TASK REQUIREMENTS |
[A] In the text on the Help to Buy scheme, what share of Australian renters does the scheme apply to?
[B] Carry on the text on the Help to Buy scheme, starting after its final sentence.

TEXT SEGMENT |
· · · · · · ·

With the project requiring that participants not own or have interest in a home, Australia’s renter population are viewed as the most likely proponents of the Help to Buy scheme.

Recent research from  PropTrack outlines that over one-third (32 per cent) of the Australian population are renters, which equals more than 2 million households, or 5 million renters.

The scheme, which is aimed at singles earning $90,000 gross per year, or couples making up to $120,000 taxable income per year, applies to 60 per cent of Australian households and 70 per cent of Australian renters.

By deducting the 30 per cent of renters ineligible for the scheme based on income, PropTrack has estimated that there are approximately two and a half million Australians eligible for the 10,000 places the scheme offers.

According to PropTrack economist Eleanor Creagh, “the potential number of people qualifying for the scheme is huge”.

“In Hobart, Adelaide, and Brisbane, based on income eligibility, between 60 per cent to 70 per cent of households currently renting could be eligible, according to analysis of income data from the ABS. In the other capitals, it’s estimated to be slightly less,” she said.

In terms of available stock – with the exception of Canberra, where only 22 per cent of dwellings are valued at under that city’s price cap; Hobart, where that figure jumps to 30 per cent; and Darwin (68 per cent) – approximately 50 per cent of the nation’s capital cities are home to dwellings that are sitting under the scheme’s proposed price caps.

· · · · · · ·

PROVIDED INFORMATION |
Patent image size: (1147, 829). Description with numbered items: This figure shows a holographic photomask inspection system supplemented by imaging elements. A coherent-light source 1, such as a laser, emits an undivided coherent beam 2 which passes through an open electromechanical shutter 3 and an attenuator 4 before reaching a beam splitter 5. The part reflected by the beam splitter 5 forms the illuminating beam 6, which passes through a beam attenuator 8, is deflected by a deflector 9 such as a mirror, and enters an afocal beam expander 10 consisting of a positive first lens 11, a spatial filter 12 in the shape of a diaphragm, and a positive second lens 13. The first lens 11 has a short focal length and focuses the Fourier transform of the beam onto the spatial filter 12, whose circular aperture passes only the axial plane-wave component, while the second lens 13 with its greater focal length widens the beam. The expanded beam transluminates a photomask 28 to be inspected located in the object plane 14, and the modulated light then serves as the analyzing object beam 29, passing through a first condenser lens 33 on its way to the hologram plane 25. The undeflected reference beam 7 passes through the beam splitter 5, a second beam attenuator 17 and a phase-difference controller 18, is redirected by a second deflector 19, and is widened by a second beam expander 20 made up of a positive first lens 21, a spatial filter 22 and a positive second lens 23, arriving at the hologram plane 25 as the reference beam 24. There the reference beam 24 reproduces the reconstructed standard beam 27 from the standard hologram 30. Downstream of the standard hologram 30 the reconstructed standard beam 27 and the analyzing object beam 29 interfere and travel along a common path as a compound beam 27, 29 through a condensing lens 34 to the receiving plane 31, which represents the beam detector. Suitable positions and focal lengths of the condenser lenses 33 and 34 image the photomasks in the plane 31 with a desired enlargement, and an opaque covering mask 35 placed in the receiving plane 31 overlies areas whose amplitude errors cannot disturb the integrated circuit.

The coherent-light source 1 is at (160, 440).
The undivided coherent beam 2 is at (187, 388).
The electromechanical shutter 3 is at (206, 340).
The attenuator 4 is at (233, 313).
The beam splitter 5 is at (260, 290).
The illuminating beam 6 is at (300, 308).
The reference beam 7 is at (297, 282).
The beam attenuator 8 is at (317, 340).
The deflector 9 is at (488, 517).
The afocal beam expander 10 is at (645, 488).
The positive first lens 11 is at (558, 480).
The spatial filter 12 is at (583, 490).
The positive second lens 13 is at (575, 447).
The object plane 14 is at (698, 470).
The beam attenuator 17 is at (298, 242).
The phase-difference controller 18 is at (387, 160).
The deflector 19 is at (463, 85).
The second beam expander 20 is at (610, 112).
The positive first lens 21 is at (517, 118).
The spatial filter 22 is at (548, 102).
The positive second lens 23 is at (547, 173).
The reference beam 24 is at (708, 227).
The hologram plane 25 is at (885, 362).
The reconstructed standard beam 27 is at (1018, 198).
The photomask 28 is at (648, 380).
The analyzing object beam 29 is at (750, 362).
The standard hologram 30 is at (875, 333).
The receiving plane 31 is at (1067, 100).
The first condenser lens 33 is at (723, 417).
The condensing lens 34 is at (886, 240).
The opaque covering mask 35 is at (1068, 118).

· · · · · · ·

RESPONSES FOR EACH TASK |
[A] 70 per cent

[B]
Meaning: the stock is available for scheme users, but does the financial threshold enable and promote enough Australians to access home ownership through the use of the scheme? 

Ms Creagh doesn’t think so.

“Many with incomes low enough to qualify couldn’t afford to service a mortgage in most parts of the country,” she said.

“About one-third of those who qualify by income are likely to be able to borrow enough to purchase an outer ring capital city apartment, or [an] entry level middle ring capital city apartment in Adelaide, Brisbane, and Perth.”

“All up,” she concluded, “that’s roughly a quarter of households renting in the capital cities. So, the scheme’s 10,000 places a year is likely to fall well short of the potential number of would-be buyers.”